# Supplied records:
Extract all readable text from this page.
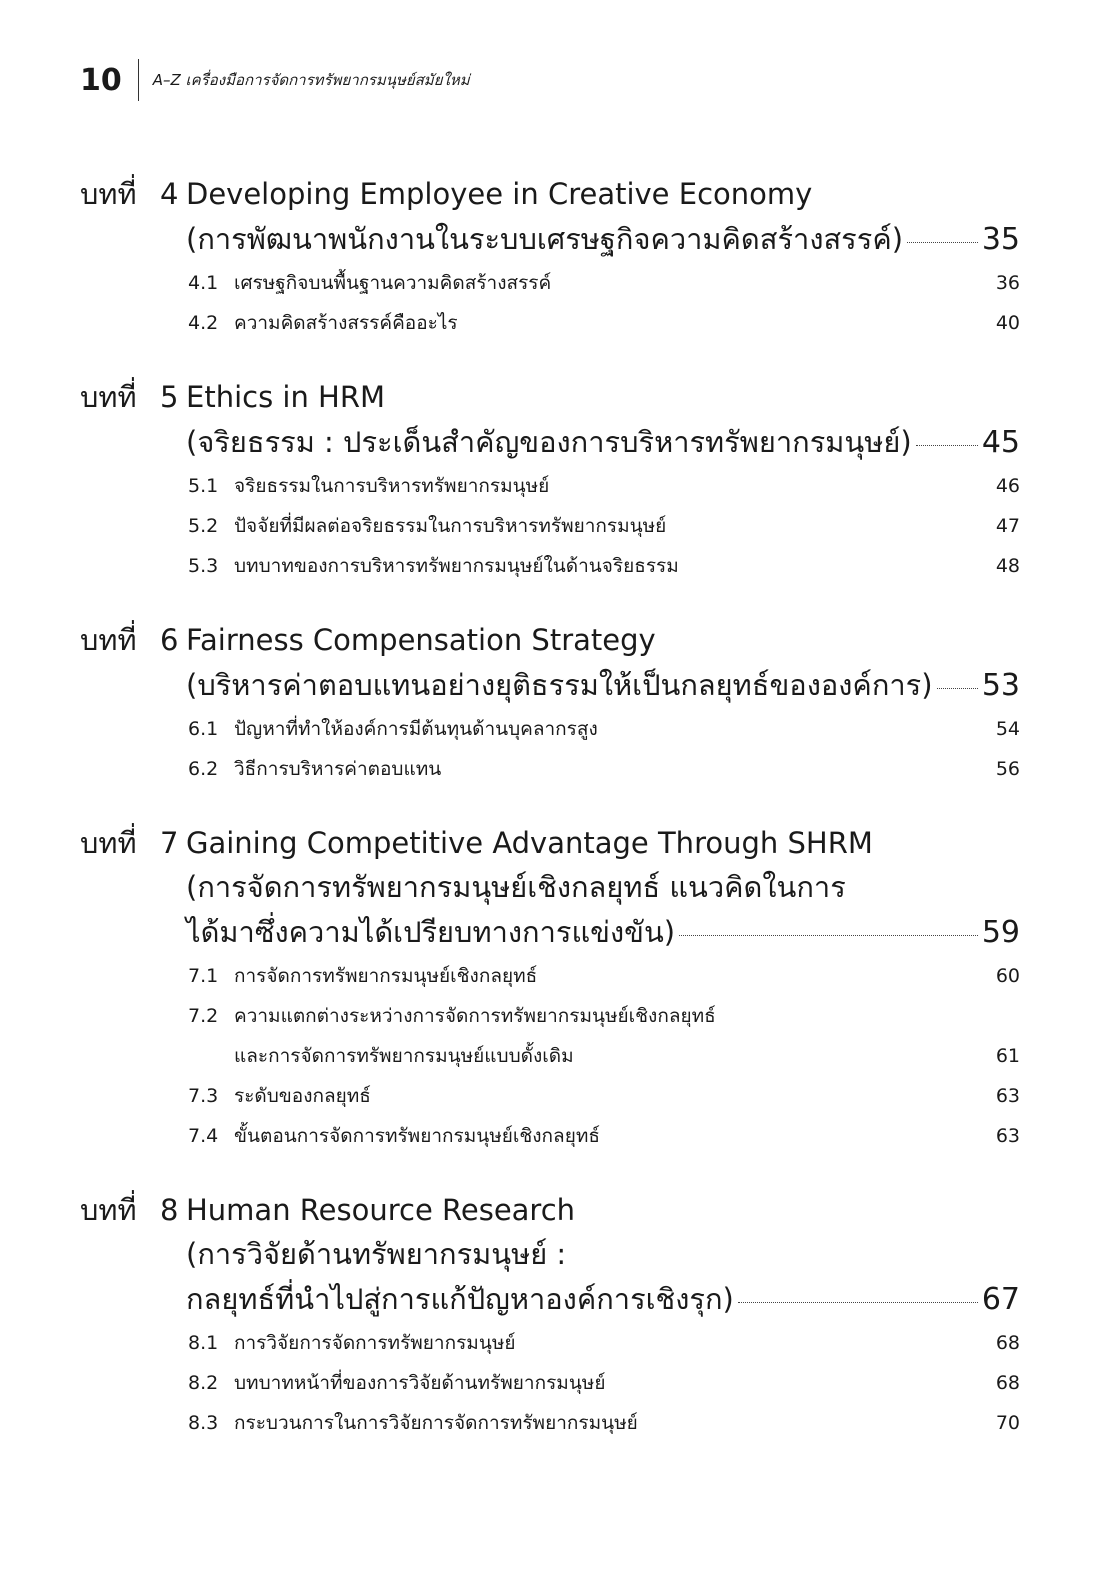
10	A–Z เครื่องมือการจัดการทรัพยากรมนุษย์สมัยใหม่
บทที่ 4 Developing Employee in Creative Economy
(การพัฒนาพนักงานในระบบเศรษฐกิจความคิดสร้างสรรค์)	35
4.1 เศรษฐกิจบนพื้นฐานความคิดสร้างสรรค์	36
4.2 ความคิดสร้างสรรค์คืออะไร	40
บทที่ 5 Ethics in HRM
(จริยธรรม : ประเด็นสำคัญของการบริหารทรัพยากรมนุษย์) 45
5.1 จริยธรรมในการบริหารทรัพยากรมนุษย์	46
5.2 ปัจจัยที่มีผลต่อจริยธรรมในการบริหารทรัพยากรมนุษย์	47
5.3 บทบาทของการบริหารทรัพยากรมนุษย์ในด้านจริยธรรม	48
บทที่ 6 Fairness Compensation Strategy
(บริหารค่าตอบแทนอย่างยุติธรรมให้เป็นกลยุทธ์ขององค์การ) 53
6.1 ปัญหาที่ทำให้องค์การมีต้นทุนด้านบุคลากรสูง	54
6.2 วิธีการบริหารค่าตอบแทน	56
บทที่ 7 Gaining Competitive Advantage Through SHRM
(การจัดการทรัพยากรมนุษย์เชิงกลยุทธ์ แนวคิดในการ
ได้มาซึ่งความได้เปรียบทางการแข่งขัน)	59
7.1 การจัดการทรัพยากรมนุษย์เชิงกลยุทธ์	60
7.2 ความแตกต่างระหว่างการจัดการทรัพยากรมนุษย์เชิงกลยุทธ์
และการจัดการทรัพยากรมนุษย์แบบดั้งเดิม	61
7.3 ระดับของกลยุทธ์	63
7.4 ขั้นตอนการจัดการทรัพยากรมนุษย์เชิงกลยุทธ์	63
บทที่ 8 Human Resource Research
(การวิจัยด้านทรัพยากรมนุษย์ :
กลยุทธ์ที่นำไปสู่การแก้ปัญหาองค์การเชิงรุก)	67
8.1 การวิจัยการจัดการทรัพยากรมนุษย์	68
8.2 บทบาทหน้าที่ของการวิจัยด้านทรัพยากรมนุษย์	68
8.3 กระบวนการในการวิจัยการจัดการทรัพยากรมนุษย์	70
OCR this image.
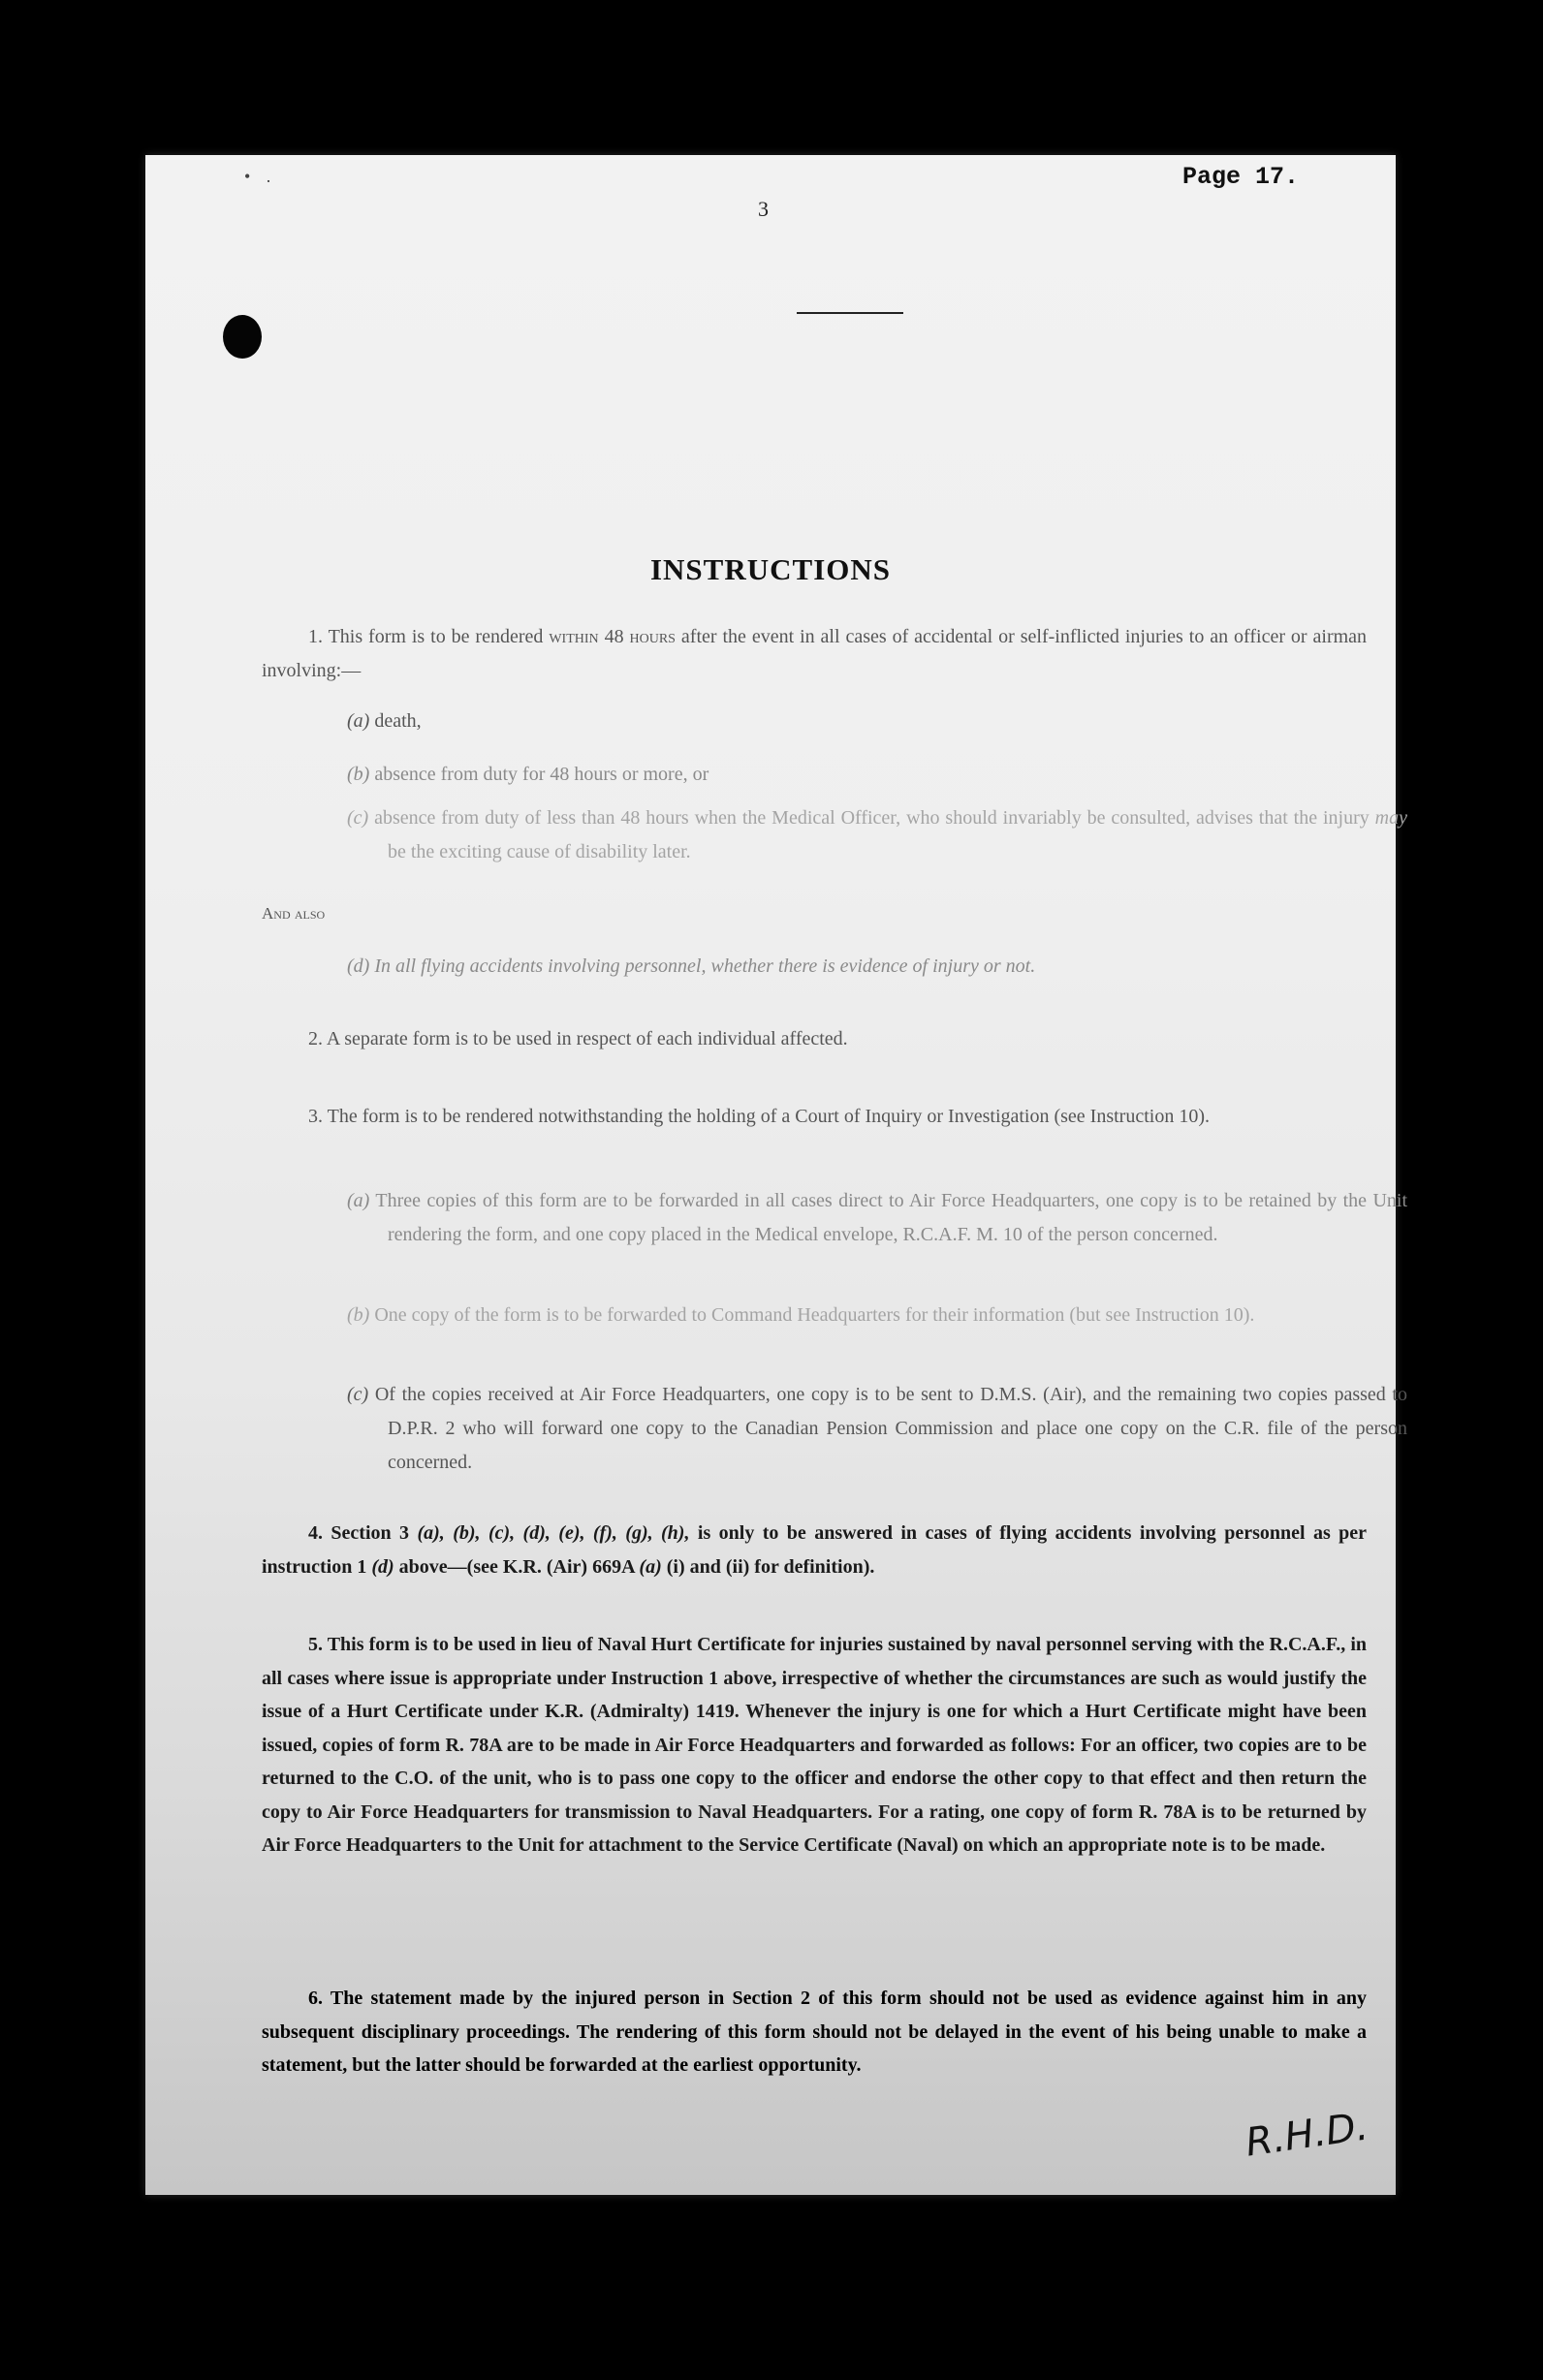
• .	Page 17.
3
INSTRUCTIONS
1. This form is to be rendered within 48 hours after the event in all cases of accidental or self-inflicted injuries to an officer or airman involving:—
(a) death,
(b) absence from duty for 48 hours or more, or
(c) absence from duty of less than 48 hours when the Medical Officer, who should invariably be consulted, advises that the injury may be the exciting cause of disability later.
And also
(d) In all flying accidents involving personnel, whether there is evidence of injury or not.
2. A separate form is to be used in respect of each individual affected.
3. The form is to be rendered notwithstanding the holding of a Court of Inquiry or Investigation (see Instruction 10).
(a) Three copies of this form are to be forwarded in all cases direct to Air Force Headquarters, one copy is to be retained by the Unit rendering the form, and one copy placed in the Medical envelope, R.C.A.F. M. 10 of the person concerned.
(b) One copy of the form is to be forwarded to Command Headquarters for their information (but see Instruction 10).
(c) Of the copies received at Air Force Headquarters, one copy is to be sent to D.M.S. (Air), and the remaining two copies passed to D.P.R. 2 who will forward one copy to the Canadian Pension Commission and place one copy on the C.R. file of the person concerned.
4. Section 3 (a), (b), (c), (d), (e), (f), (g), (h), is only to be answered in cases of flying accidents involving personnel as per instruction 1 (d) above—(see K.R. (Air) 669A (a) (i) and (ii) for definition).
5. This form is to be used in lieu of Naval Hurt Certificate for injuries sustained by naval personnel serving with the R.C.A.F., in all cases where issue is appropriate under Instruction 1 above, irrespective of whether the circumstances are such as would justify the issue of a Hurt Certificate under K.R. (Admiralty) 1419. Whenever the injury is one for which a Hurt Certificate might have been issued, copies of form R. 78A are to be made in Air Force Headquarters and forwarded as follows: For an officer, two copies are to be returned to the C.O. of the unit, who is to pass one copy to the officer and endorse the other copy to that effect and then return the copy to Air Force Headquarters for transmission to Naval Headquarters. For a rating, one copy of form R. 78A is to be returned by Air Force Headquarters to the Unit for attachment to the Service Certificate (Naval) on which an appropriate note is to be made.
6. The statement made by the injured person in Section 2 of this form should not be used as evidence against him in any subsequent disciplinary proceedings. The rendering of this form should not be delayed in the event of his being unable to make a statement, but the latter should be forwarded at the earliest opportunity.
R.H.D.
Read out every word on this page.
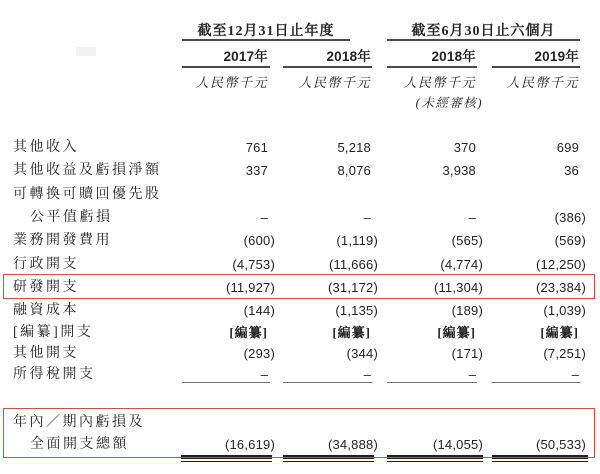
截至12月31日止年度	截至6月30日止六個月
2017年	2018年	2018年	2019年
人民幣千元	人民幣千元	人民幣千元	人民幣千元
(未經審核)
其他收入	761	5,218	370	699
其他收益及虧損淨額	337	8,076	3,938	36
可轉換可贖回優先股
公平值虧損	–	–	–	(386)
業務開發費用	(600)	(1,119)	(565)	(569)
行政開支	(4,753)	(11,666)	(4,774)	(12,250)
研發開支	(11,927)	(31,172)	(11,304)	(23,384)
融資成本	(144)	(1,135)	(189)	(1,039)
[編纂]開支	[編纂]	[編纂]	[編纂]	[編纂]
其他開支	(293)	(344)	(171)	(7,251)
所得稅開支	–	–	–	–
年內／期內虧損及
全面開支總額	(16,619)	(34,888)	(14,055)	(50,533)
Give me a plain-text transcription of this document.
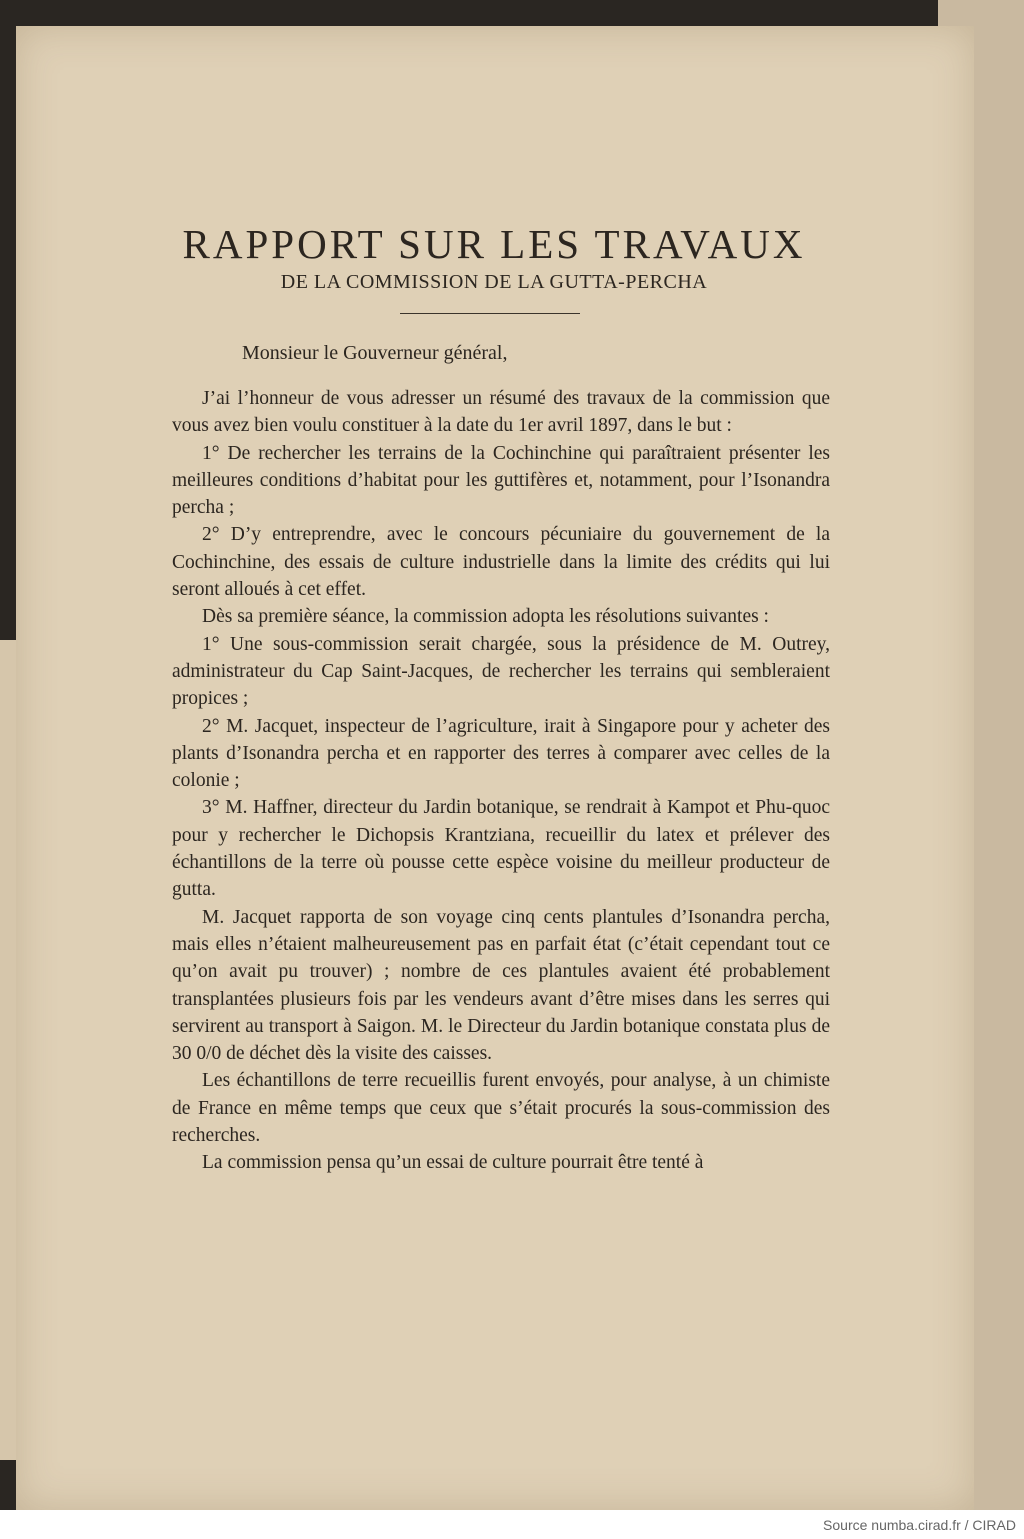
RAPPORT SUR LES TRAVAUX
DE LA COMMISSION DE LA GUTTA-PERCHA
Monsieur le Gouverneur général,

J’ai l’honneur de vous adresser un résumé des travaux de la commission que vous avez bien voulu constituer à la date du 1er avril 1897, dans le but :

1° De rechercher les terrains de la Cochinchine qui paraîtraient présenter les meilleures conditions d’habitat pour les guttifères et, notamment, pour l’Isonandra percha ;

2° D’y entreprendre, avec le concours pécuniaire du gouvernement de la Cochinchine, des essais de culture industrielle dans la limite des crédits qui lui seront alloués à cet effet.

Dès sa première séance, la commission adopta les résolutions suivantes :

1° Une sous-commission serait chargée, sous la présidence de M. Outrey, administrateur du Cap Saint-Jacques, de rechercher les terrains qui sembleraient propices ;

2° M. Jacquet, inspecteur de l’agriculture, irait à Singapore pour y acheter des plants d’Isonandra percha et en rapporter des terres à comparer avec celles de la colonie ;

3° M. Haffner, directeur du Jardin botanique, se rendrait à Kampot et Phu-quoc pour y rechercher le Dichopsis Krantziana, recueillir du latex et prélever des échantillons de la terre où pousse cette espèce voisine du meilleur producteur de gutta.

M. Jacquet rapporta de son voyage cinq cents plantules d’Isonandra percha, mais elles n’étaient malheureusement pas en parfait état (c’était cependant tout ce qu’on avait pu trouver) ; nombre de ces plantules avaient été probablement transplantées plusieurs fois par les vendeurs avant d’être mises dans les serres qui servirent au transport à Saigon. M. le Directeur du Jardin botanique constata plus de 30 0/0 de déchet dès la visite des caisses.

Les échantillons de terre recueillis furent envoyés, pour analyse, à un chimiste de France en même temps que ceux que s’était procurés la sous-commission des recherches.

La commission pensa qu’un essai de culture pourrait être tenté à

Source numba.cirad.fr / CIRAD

# Directive:
Reply with nothing but the number of lines in the data above that contain "Cochinchine".

# Solution:
2